**Objective:**
Reproduce all entries verbatim, with nothing added or dropped.

**Lines of data:**
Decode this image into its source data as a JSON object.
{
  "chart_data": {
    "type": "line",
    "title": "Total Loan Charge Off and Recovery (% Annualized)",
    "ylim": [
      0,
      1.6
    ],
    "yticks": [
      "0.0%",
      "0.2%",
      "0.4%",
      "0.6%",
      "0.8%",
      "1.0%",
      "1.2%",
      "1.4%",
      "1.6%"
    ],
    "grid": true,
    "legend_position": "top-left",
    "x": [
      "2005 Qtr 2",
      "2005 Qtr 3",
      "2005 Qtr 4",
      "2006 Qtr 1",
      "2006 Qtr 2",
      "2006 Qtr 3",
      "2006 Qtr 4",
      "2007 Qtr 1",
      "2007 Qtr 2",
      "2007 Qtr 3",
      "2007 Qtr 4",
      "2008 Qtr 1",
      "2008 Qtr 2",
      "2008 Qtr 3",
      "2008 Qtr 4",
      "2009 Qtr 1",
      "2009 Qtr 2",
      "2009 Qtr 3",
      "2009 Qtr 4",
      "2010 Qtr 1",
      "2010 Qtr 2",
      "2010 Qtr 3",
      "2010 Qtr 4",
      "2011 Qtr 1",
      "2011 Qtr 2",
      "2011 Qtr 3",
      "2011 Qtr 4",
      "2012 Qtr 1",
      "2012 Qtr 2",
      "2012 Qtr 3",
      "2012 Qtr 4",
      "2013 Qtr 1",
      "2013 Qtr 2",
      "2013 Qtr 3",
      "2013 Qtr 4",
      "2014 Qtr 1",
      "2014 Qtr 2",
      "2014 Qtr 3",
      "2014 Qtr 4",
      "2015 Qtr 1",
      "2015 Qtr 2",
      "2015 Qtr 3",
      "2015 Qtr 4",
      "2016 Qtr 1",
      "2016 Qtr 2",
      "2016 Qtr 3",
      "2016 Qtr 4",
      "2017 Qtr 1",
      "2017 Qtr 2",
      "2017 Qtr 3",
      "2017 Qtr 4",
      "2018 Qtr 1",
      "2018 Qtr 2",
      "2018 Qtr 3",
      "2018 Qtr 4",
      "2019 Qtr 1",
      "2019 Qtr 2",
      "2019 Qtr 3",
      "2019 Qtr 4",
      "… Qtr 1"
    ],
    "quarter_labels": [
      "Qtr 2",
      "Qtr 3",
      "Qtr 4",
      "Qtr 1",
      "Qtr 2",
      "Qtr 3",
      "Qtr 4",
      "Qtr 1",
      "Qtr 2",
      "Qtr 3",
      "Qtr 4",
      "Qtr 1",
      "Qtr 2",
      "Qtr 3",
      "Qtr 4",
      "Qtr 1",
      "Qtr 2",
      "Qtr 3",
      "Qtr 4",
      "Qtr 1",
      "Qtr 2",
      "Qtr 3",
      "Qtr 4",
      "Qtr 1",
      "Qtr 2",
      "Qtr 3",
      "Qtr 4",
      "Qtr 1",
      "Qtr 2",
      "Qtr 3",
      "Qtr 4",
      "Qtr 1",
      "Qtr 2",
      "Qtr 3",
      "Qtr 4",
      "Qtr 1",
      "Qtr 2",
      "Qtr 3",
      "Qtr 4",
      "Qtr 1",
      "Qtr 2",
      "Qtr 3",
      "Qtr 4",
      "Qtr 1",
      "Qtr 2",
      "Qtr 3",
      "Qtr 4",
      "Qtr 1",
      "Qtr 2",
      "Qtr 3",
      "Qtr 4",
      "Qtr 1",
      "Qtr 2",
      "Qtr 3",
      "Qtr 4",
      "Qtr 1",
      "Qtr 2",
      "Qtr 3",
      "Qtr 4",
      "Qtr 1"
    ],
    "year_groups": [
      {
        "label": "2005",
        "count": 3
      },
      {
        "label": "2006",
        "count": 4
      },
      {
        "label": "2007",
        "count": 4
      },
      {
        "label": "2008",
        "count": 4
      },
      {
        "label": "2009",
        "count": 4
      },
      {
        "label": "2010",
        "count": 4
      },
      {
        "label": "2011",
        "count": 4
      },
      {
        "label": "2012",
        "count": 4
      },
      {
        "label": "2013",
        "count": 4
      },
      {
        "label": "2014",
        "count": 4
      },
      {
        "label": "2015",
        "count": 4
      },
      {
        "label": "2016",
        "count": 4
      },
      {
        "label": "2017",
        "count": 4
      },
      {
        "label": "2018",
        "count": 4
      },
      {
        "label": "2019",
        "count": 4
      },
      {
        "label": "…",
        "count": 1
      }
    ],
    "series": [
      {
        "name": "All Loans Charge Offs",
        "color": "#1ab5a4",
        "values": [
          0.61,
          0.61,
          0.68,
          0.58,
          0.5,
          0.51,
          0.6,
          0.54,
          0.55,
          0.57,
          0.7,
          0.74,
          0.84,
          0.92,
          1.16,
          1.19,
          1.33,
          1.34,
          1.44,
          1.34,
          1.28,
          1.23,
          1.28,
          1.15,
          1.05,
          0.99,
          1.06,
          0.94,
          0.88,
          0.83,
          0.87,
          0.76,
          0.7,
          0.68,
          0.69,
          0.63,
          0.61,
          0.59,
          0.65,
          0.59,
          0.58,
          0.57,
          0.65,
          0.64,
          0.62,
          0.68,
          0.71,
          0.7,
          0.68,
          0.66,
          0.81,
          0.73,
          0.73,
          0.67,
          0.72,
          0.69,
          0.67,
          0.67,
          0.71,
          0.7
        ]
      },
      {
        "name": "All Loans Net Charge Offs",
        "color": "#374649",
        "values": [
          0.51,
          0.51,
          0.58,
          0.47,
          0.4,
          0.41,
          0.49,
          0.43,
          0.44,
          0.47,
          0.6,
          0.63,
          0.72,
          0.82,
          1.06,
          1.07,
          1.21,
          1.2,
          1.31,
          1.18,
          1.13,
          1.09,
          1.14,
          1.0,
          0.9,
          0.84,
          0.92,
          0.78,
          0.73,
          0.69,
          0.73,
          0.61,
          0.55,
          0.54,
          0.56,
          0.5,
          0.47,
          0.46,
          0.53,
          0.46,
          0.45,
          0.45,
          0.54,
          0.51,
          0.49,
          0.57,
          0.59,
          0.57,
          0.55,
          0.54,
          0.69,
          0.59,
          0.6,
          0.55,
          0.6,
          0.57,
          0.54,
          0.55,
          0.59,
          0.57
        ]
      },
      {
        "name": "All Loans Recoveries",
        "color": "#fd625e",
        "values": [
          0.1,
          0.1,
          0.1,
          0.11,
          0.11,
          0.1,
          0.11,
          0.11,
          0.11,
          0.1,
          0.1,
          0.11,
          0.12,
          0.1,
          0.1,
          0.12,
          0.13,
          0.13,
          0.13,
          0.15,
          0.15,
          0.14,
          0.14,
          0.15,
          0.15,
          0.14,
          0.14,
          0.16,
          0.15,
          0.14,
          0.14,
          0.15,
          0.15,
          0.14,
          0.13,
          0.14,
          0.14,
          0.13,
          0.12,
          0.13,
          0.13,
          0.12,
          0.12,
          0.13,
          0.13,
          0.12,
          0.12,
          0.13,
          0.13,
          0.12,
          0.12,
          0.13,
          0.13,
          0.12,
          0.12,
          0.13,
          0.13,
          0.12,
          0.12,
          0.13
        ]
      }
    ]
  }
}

**Reply to the task:**
Decode this image into its source data as a JSON object.
{
  "chart_data": {
    "type": "line",
    "title": "Total Loan Charge Off and Recovery (% Annualized)",
    "ylim": [
      0,
      1.6
    ],
    "yticks": [
      "0.0%",
      "0.2%",
      "0.4%",
      "0.6%",
      "0.8%",
      "1.0%",
      "1.2%",
      "1.4%",
      "1.6%"
    ],
    "grid": true,
    "legend_position": "top-left",
    "x": [
      "2005 Qtr 2",
      "2005 Qtr 3",
      "2005 Qtr 4",
      "2006 Qtr 1",
      "2006 Qtr 2",
      "2006 Qtr 3",
      "2006 Qtr 4",
      "2007 Qtr 1",
      "2007 Qtr 2",
      "2007 Qtr 3",
      "2007 Qtr 4",
      "2008 Qtr 1",
      "2008 Qtr 2",
      "2008 Qtr 3",
      "2008 Qtr 4",
      "2009 Qtr 1",
      "2009 Qtr 2",
      "2009 Qtr 3",
      "2009 Qtr 4",
      "2010 Qtr 1",
      "2010 Qtr 2",
      "2010 Qtr 3",
      "2010 Qtr 4",
      "2011 Qtr 1",
      "2011 Qtr 2",
      "2011 Qtr 3",
      "2011 Qtr 4",
      "2012 Qtr 1",
      "2012 Qtr 2",
      "2012 Qtr 3",
      "2012 Qtr 4",
      "2013 Qtr 1",
      "2013 Qtr 2",
      "2013 Qtr 3",
      "2013 Qtr 4",
      "2014 Qtr 1",
      "2014 Qtr 2",
      "2014 Qtr 3",
      "2014 Qtr 4",
      "2015 Qtr 1",
      "2015 Qtr 2",
      "2015 Qtr 3",
      "2015 Qtr 4",
      "2016 Qtr 1",
      "2016 Qtr 2",
      "2016 Qtr 3",
      "2016 Qtr 4",
      "2017 Qtr 1",
      "2017 Qtr 2",
      "2017 Qtr 3",
      "2017 Qtr 4",
      "2018 Qtr 1",
      "2018 Qtr 2",
      "2018 Qtr 3",
      "2018 Qtr 4",
      "2019 Qtr 1",
      "2019 Qtr 2",
      "2019 Qtr 3",
      "2019 Qtr 4",
      "… Qtr 1"
    ],
    "quarter_labels": [
      "Qtr 2",
      "Qtr 3",
      "Qtr 4",
      "Qtr 1",
      "Qtr 2",
      "Qtr 3",
      "Qtr 4",
      "Qtr 1",
      "Qtr 2",
      "Qtr 3",
      "Qtr 4",
      "Qtr 1",
      "Qtr 2",
      "Qtr 3",
      "Qtr 4",
      "Qtr 1",
      "Qtr 2",
      "Qtr 3",
      "Qtr 4",
      "Qtr 1",
      "Qtr 2",
      "Qtr 3",
      "Qtr 4",
      "Qtr 1",
      "Qtr 2",
      "Qtr 3",
      "Qtr 4",
      "Qtr 1",
      "Qtr 2",
      "Qtr 3",
      "Qtr 4",
      "Qtr 1",
      "Qtr 2",
      "Qtr 3",
      "Qtr 4",
      "Qtr 1",
      "Qtr 2",
      "Qtr 3",
      "Qtr 4",
      "Qtr 1",
      "Qtr 2",
      "Qtr 3",
      "Qtr 4",
      "Qtr 1",
      "Qtr 2",
      "Qtr 3",
      "Qtr 4",
      "Qtr 1",
      "Qtr 2",
      "Qtr 3",
      "Qtr 4",
      "Qtr 1",
      "Qtr 2",
      "Qtr 3",
      "Qtr 4",
      "Qtr 1",
      "Qtr 2",
      "Qtr 3",
      "Qtr 4",
      "Qtr 1"
    ],
    "year_groups": [
      {
        "label": "2005",
        "count": 3
      },
      {
        "label": "2006",
        "count": 4
      },
      {
        "label": "2007",
        "count": 4
      },
      {
        "label": "2008",
        "count": 4
      },
      {
        "label": "2009",
        "count": 4
      },
      {
        "label": "2010",
        "count": 4
      },
      {
        "label": "2011",
        "count": 4
      },
      {
        "label": "2012",
        "count": 4
      },
      {
        "label": "2013",
        "count": 4
      },
      {
        "label": "2014",
        "count": 4
      },
      {
        "label": "2015",
        "count": 4
      },
      {
        "label": "2016",
        "count": 4
      },
      {
        "label": "2017",
        "count": 4
      },
      {
        "label": "2018",
        "count": 4
      },
      {
        "label": "2019",
        "count": 4
      },
      {
        "label": "…",
        "count": 1
      }
    ],
    "series": [
      {
        "name": "All Loans Charge Offs",
        "color": "#1ab5a4",
        "values": [
          0.61,
          0.61,
          0.68,
          0.58,
          0.5,
          0.51,
          0.6,
          0.54,
          0.55,
          0.57,
          0.7,
          0.74,
          0.84,
          0.92,
          1.16,
          1.19,
          1.33,
          1.34,
          1.44,
          1.34,
          1.28,
          1.23,
          1.28,
          1.15,
          1.05,
          0.99,
          1.06,
          0.94,
          0.88,
          0.83,
          0.87,
          0.76,
          0.7,
          0.68,
          0.69,
          0.63,
          0.61,
          0.59,
          0.65,
          0.59,
          0.58,
          0.57,
          0.65,
          0.64,
          0.62,
          0.68,
          0.71,
          0.7,
          0.68,
          0.66,
          0.81,
          0.73,
          0.73,
          0.67,
          0.72,
          0.69,
          0.67,
          0.67,
          0.71,
          0.7
        ]
      },
      {
        "name": "All Loans Net Charge Offs",
        "color": "#374649",
        "values": [
          0.51,
          0.51,
          0.58,
          0.47,
          0.4,
          0.41,
          0.49,
          0.43,
          0.44,
          0.47,
          0.6,
          0.63,
          0.72,
          0.82,
          1.06,
          1.07,
          1.21,
          1.2,
          1.31,
          1.18,
          1.13,
          1.09,
          1.14,
          1.0,
          0.9,
          0.84,
          0.92,
          0.78,
          0.73,
          0.69,
          0.73,
          0.61,
          0.55,
          0.54,
          0.56,
          0.5,
          0.47,
          0.46,
          0.53,
          0.46,
          0.45,
          0.45,
          0.54,
          0.51,
          0.49,
          0.57,
          0.59,
          0.57,
          0.55,
          0.54,
          0.69,
          0.59,
          0.6,
          0.55,
          0.6,
          0.57,
          0.54,
          0.55,
          0.59,
          0.57
        ]
      },
      {
        "name": "All Loans Recoveries",
        "color": "#fd625e",
        "values": [
          0.1,
          0.1,
          0.1,
          0.11,
          0.11,
          0.1,
          0.11,
          0.11,
          0.11,
          0.1,
          0.1,
          0.11,
          0.12,
          0.1,
          0.1,
          0.12,
          0.13,
          0.13,
          0.13,
          0.15,
          0.15,
          0.14,
          0.14,
          0.15,
          0.15,
          0.14,
          0.14,
          0.16,
          0.15,
          0.14,
          0.14,
          0.15,
          0.15,
          0.14,
          0.13,
          0.14,
          0.14,
          0.13,
          0.12,
          0.13,
          0.13,
          0.12,
          0.12,
          0.13,
          0.13,
          0.12,
          0.12,
          0.13,
          0.13,
          0.12,
          0.12,
          0.13,
          0.13,
          0.12,
          0.12,
          0.13,
          0.13,
          0.12,
          0.12,
          0.13
        ]
      }
    ]
  }
}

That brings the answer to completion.